■ Task to complete ■
Pull out every line with the word "dados" from the entries below.

Saved entries
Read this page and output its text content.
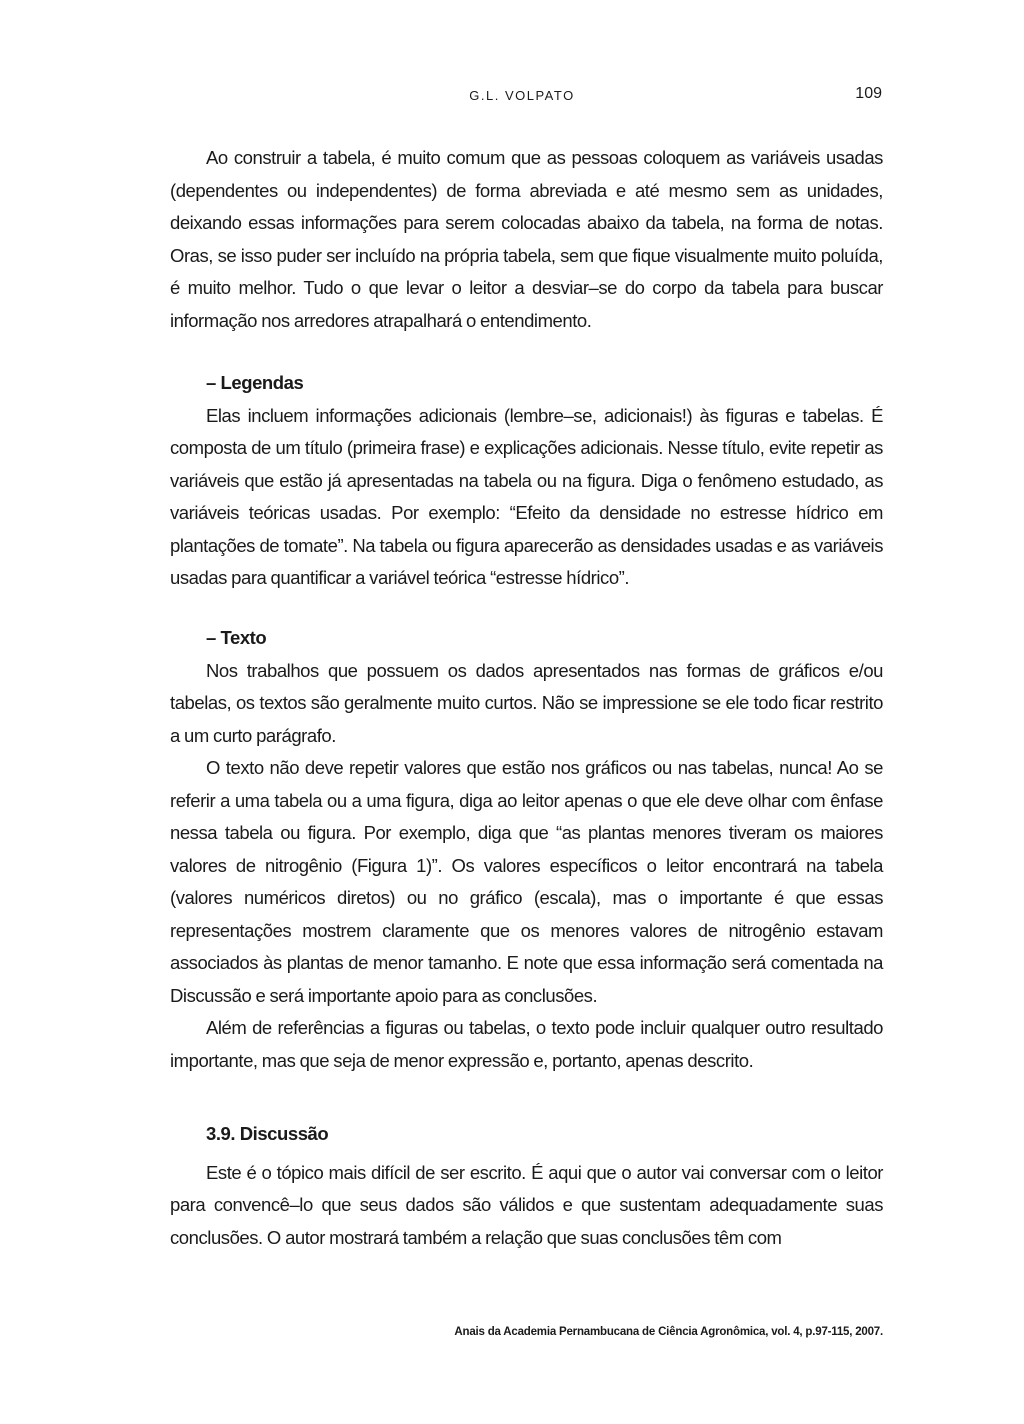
G.L. VOLPATO	109

Ao construir a tabela, é muito comum que as pessoas coloquem as variáveis usadas (dependentes ou independentes) de forma abreviada e até mesmo sem as unidades, deixando essas informações para serem colocadas abaixo da tabela, na forma de notas. Oras, se isso puder ser incluído na própria tabela, sem que fique visualmente muito poluída, é muito melhor. Tudo o que levar o leitor a desviar–se do corpo da tabela para buscar informação nos arredores atrapalhará o entendimento.

– Legendas

Elas incluem informações adicionais (lembre–se, adicionais!) às figuras e tabelas. É composta de um título (primeira frase) e explicações adicionais. Nesse título, evite repetir as variáveis que estão já apresentadas na tabela ou na figura. Diga o fenômeno estudado, as variáveis teóricas usadas. Por exemplo: “Efeito da densidade no estresse hídrico em plantações de tomate”. Na tabela ou figura aparecerão as densidades usadas e as variáveis usadas para quantificar a variável teórica “estresse hídrico”.

– Texto

Nos trabalhos que possuem os dados apresentados nas formas de gráficos e/ou tabelas, os textos são geralmente muito curtos. Não se impressione se ele todo ficar restrito a um curto parágrafo.

O texto não deve repetir valores que estão nos gráficos ou nas tabelas, nunca! Ao se referir a uma tabela ou a uma figura, diga ao leitor apenas o que ele deve olhar com ênfase nessa tabela ou figura. Por exemplo, diga que “as plantas menores tiveram os maiores valores de nitrogênio (Figura 1)”. Os valores específicos o leitor encontrará na tabela (valores numéricos diretos) ou no gráfico (escala), mas o importante é que essas representações mostrem claramente que os menores valores de nitrogênio estavam associados às plantas de menor tamanho. E note que essa informação será comentada na Discussão e será importante apoio para as conclusões.

Além de referências a figuras ou tabelas, o texto pode incluir qualquer outro resultado importante, mas que seja de menor expressão e, portanto, apenas descrito.

3.9. Discussão

Este é o tópico mais difícil de ser escrito. É aqui que o autor vai conversar com o leitor para convencê–lo que seus dados são válidos e que sustentam adequadamente suas conclusões. O autor mostrará também a relação que suas conclusões têm com

Anais da Academia Pernambucana de Ciência Agronômica, vol. 4, p.97-115, 2007.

■ Result of the task ■
Nos trabalhos que possuem os dados apresentados nas formas de gráficos e/ou tabelas, os textos são geralmente muito curtos. Não se impressione se ele todo ficar restrito a um curto parágrafo.
Este é o tópico mais difícil de ser escrito. É aqui que o autor vai conversar com o leitor para convencê–lo que seus dados são válidos e que sustentam adequadamente suas conclusões. O autor mostrará também a relação que suas conclusões têm com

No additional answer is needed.